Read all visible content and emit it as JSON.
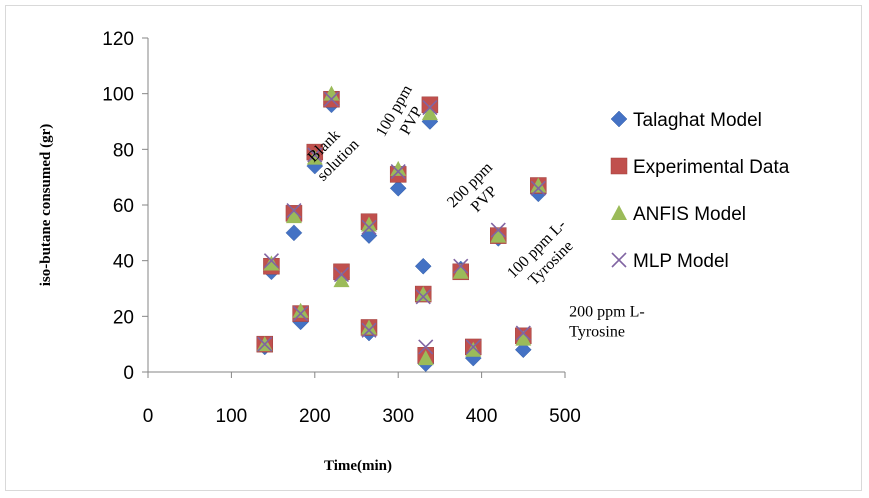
{
  "chart_data": {
    "type": "scatter",
    "title": "",
    "xlabel": "Time(min)",
    "ylabel": "iso-butane consumed (gr)",
    "xlim": [
      0,
      500
    ],
    "ylim": [
      0,
      120
    ],
    "x_ticks": [
      "0",
      "100",
      "200",
      "300",
      "400",
      "500"
    ],
    "y_ticks": [
      "0",
      "20",
      "40",
      "60",
      "80",
      "100",
      "120"
    ],
    "grid": false,
    "legend_position": "right",
    "series": [
      {
        "name": "Talaghat Model",
        "marker": "diamond",
        "color": "#4472c4",
        "points": [
          [
            140,
            9
          ],
          [
            148,
            36
          ],
          [
            175,
            50
          ],
          [
            183,
            18
          ],
          [
            200,
            74
          ],
          [
            220,
            96
          ],
          [
            232,
            34
          ],
          [
            265,
            14
          ],
          [
            265,
            49
          ],
          [
            300,
            66
          ],
          [
            330,
            38
          ],
          [
            333,
            3
          ],
          [
            338,
            90
          ],
          [
            375,
            37
          ],
          [
            390,
            5
          ],
          [
            420,
            48
          ],
          [
            450,
            8
          ],
          [
            468,
            64
          ]
        ]
      },
      {
        "name": "Experimental Data",
        "marker": "square",
        "color": "#c0504d",
        "points": [
          [
            140,
            10
          ],
          [
            148,
            38
          ],
          [
            175,
            57
          ],
          [
            183,
            21
          ],
          [
            200,
            79
          ],
          [
            220,
            98
          ],
          [
            232,
            36
          ],
          [
            265,
            16
          ],
          [
            265,
            54
          ],
          [
            300,
            71
          ],
          [
            330,
            28
          ],
          [
            333,
            6
          ],
          [
            338,
            96
          ],
          [
            375,
            36
          ],
          [
            390,
            9
          ],
          [
            420,
            49
          ],
          [
            450,
            13
          ],
          [
            468,
            67
          ]
        ]
      },
      {
        "name": "ANFIS Model",
        "marker": "triangle",
        "color": "#9bbb59",
        "points": [
          [
            140,
            10
          ],
          [
            148,
            39
          ],
          [
            175,
            56
          ],
          [
            183,
            22
          ],
          [
            200,
            77
          ],
          [
            220,
            100
          ],
          [
            232,
            33
          ],
          [
            265,
            16
          ],
          [
            265,
            53
          ],
          [
            300,
            73
          ],
          [
            330,
            28
          ],
          [
            333,
            5
          ],
          [
            338,
            93
          ],
          [
            375,
            36
          ],
          [
            390,
            8
          ],
          [
            420,
            49
          ],
          [
            450,
            12
          ],
          [
            468,
            67
          ]
        ]
      },
      {
        "name": "MLP Model",
        "marker": "x",
        "color": "#8064a2",
        "points": [
          [
            140,
            10
          ],
          [
            148,
            40
          ],
          [
            175,
            58
          ],
          [
            183,
            21
          ],
          [
            200,
            78
          ],
          [
            220,
            98
          ],
          [
            232,
            35
          ],
          [
            265,
            15
          ],
          [
            265,
            52
          ],
          [
            300,
            72
          ],
          [
            330,
            27
          ],
          [
            333,
            9
          ],
          [
            338,
            95
          ],
          [
            375,
            38
          ],
          [
            390,
            9
          ],
          [
            420,
            51
          ],
          [
            450,
            14
          ],
          [
            468,
            66
          ]
        ]
      }
    ],
    "annotations": [
      {
        "text": "Blank solution",
        "lines": [
          "Blank",
          "solution"
        ]
      },
      {
        "text": "100 ppm PVP",
        "lines": [
          "100 ppm",
          "PVP"
        ]
      },
      {
        "text": "200 ppm PVP",
        "lines": [
          "200 ppm",
          "PVP"
        ]
      },
      {
        "text": "100 ppm L-Tyrosine",
        "lines": [
          "100 ppm L-",
          "Tyrosine"
        ]
      },
      {
        "text": "200 ppm L-Tyrosine",
        "lines": [
          "200 ppm L-",
          "Tyrosine"
        ]
      }
    ]
  }
}
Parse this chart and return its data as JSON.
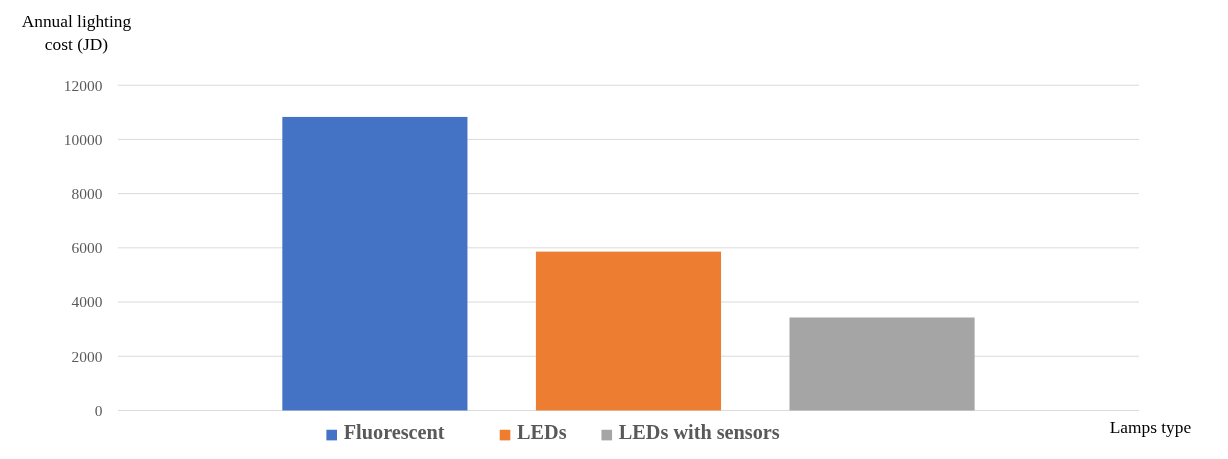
{
  "chart_data": {
    "type": "bar",
    "categories": [
      null
    ],
    "series": [
      {
        "name": "Fluorescent",
        "color": "#4472c4",
        "values": [
          10830
        ]
      },
      {
        "name": "LEDs",
        "color": "#ed7d31",
        "values": [
          5860
        ]
      },
      {
        "name": "LEDs with sensors",
        "color": "#a5a5a5",
        "values": [
          3430
        ]
      }
    ],
    "ylabel": "Annual lighting cost (JD)",
    "xlabel": "Lamps type",
    "ylim": [
      0,
      12000
    ],
    "yticks": [
      0,
      2000,
      4000,
      6000,
      8000,
      10000,
      12000
    ],
    "grid": "y",
    "legend": "bottom"
  }
}
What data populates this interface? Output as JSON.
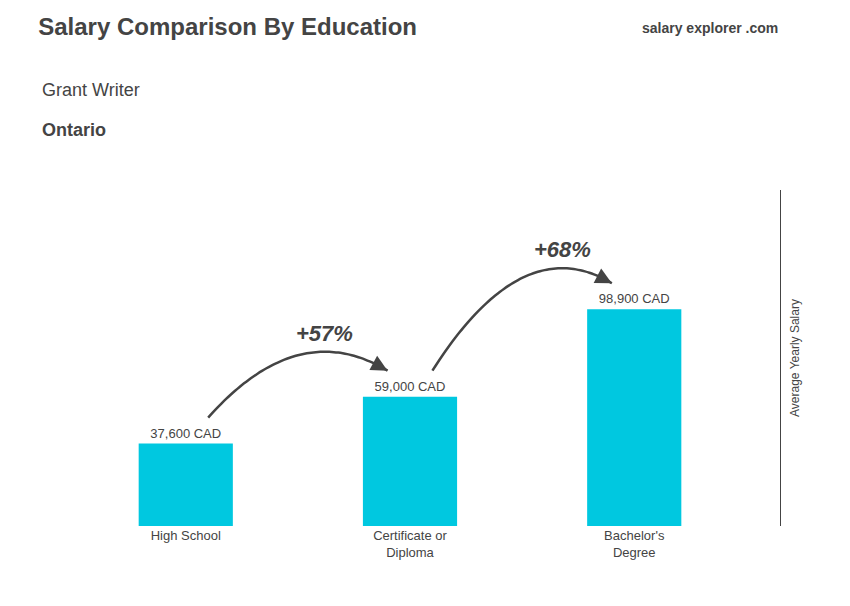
{
  "chart_data": {
    "type": "bar",
    "title": "Salary Comparison By Education",
    "subtitle": [
      "Grant Writer",
      "Ontario"
    ],
    "watermark": [
      "salary",
      "explorer",
      ".com"
    ],
    "ylabel": "Average Yearly Salary",
    "categories": [
      "High School",
      "Certificate or\nDiploma",
      "Bachelor's\nDegree"
    ],
    "values": [
      37600,
      59000,
      98900
    ],
    "value_labels": [
      "37,600 CAD",
      "59,000 CAD",
      "98,900 CAD"
    ],
    "data_labels": true,
    "color": "#00c8e0",
    "annotations": [
      "+57%",
      "+68%"
    ],
    "ylim": [
      0,
      153295
    ],
    "yticks": [],
    "tick_labels": "x",
    "grid": false
  }
}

# GIVEN EXERCISE:
Any pictures should be dropped; transcribe the rest of the records above exactly.

# TASK SOLUTION:
Read all visible content and emit it as JSON.
{
  "chart_data": {
    "type": "scatter",
    "title": "",
    "xlabel": "Time(min)",
    "ylabel": "iso-butane consumed (gr)",
    "xlim": [
      0,
      500
    ],
    "ylim": [
      0,
      120
    ],
    "x_ticks": [
      "0",
      "100",
      "200",
      "300",
      "400",
      "500"
    ],
    "y_ticks": [
      "0",
      "20",
      "40",
      "60",
      "80",
      "100",
      "120"
    ],
    "grid": false,
    "legend_position": "right",
    "series": [
      {
        "name": "Talaghat Model",
        "marker": "diamond",
        "color": "#4472c4",
        "points": [
          [
            140,
            9
          ],
          [
            148,
            36
          ],
          [
            175,
            50
          ],
          [
            183,
            18
          ],
          [
            200,
            74
          ],
          [
            220,
            96
          ],
          [
            232,
            34
          ],
          [
            265,
            14
          ],
          [
            265,
            49
          ],
          [
            300,
            66
          ],
          [
            330,
            38
          ],
          [
            333,
            3
          ],
          [
            338,
            90
          ],
          [
            375,
            37
          ],
          [
            390,
            5
          ],
          [
            420,
            48
          ],
          [
            450,
            8
          ],
          [
            468,
            64
          ]
        ]
      },
      {
        "name": "Experimental Data",
        "marker": "square",
        "color": "#c0504d",
        "points": [
          [
            140,
            10
          ],
          [
            148,
            38
          ],
          [
            175,
            57
          ],
          [
            183,
            21
          ],
          [
            200,
            79
          ],
          [
            220,
            98
          ],
          [
            232,
            36
          ],
          [
            265,
            16
          ],
          [
            265,
            54
          ],
          [
            300,
            71
          ],
          [
            330,
            28
          ],
          [
            333,
            6
          ],
          [
            338,
            96
          ],
          [
            375,
            36
          ],
          [
            390,
            9
          ],
          [
            420,
            49
          ],
          [
            450,
            13
          ],
          [
            468,
            67
          ]
        ]
      },
      {
        "name": "ANFIS Model",
        "marker": "triangle",
        "color": "#9bbb59",
        "points": [
          [
            140,
            10
          ],
          [
            148,
            39
          ],
          [
            175,
            56
          ],
          [
            183,
            22
          ],
          [
            200,
            77
          ],
          [
            220,
            100
          ],
          [
            232,
            33
          ],
          [
            265,
            16
          ],
          [
            265,
            53
          ],
          [
            300,
            73
          ],
          [
            330,
            28
          ],
          [
            333,
            5
          ],
          [
            338,
            93
          ],
          [
            375,
            36
          ],
          [
            390,
            8
          ],
          [
            420,
            49
          ],
          [
            450,
            12
          ],
          [
            468,
            67
          ]
        ]
      },
      {
        "name": "MLP Model",
        "marker": "x",
        "color": "#8064a2",
        "points": [
          [
            140,
            10
          ],
          [
            148,
            40
          ],
          [
            175,
            58
          ],
          [
            183,
            21
          ],
          [
            200,
            78
          ],
          [
            220,
            98
          ],
          [
            232,
            35
          ],
          [
            265,
            15
          ],
          [
            265,
            52
          ],
          [
            300,
            72
          ],
          [
            330,
            27
          ],
          [
            333,
            9
          ],
          [
            338,
            95
          ],
          [
            375,
            38
          ],
          [
            390,
            9
          ],
          [
            420,
            51
          ],
          [
            450,
            14
          ],
          [
            468,
            66
          ]
        ]
      }
    ],
    "annotations": [
      {
        "text": "Blank solution",
        "lines": [
          "Blank",
          "solution"
        ]
      },
      {
        "text": "100 ppm PVP",
        "lines": [
          "100 ppm",
          "PVP"
        ]
      },
      {
        "text": "200 ppm PVP",
        "lines": [
          "200 ppm",
          "PVP"
        ]
      },
      {
        "text": "100 ppm L-Tyrosine",
        "lines": [
          "100 ppm L-",
          "Tyrosine"
        ]
      },
      {
        "text": "200 ppm L-Tyrosine",
        "lines": [
          "200 ppm L-",
          "Tyrosine"
        ]
      }
    ]
  }
}
Parse this chart and return its data as JSON.
{
  "chart_data": {
    "type": "bar",
    "categories": [
      null
    ],
    "series": [
      {
        "name": "Fluorescent",
        "color": "#4472c4",
        "values": [
          10830
        ]
      },
      {
        "name": "LEDs",
        "color": "#ed7d31",
        "values": [
          5860
        ]
      },
      {
        "name": "LEDs with sensors",
        "color": "#a5a5a5",
        "values": [
          3430
        ]
      }
    ],
    "ylabel": "Annual lighting cost (JD)",
    "xlabel": "Lamps type",
    "ylim": [
      0,
      12000
    ],
    "yticks": [
      0,
      2000,
      4000,
      6000,
      8000,
      10000,
      12000
    ],
    "grid": "y",
    "legend": "bottom"
  }
}
What data populates this interface? Output as JSON.
{
  "chart_data": {
    "type": "bar",
    "title": "Salary Comparison By Education",
    "subtitle": [
      "Grant Writer",
      "Ontario"
    ],
    "watermark": [
      "salary",
      "explorer",
      ".com"
    ],
    "ylabel": "Average Yearly Salary",
    "categories": [
      "High School",
      "Certificate or\nDiploma",
      "Bachelor's\nDegree"
    ],
    "values": [
      37600,
      59000,
      98900
    ],
    "value_labels": [
      "37,600 CAD",
      "59,000 CAD",
      "98,900 CAD"
    ],
    "data_labels": true,
    "color": "#00c8e0",
    "annotations": [
      "+57%",
      "+68%"
    ],
    "ylim": [
      0,
      153295
    ],
    "yticks": [],
    "tick_labels": "x",
    "grid": false
  }
}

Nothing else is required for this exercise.